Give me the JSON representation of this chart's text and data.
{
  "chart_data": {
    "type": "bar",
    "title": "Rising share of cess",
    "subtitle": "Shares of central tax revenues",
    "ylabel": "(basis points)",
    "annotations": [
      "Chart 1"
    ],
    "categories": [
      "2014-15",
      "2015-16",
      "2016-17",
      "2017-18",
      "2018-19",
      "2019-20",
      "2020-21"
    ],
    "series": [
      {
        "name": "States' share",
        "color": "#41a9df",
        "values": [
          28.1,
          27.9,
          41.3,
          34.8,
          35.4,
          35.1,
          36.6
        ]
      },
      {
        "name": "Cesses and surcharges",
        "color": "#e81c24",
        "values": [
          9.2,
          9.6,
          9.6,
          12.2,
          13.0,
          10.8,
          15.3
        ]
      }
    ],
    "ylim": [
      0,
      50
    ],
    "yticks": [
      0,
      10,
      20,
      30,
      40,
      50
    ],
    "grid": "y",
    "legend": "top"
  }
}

### Task brief
Read through the entries and copy each line in which "name" appears.

### Written solution
        "name": "States' share",
        "name": "Cesses and surcharges",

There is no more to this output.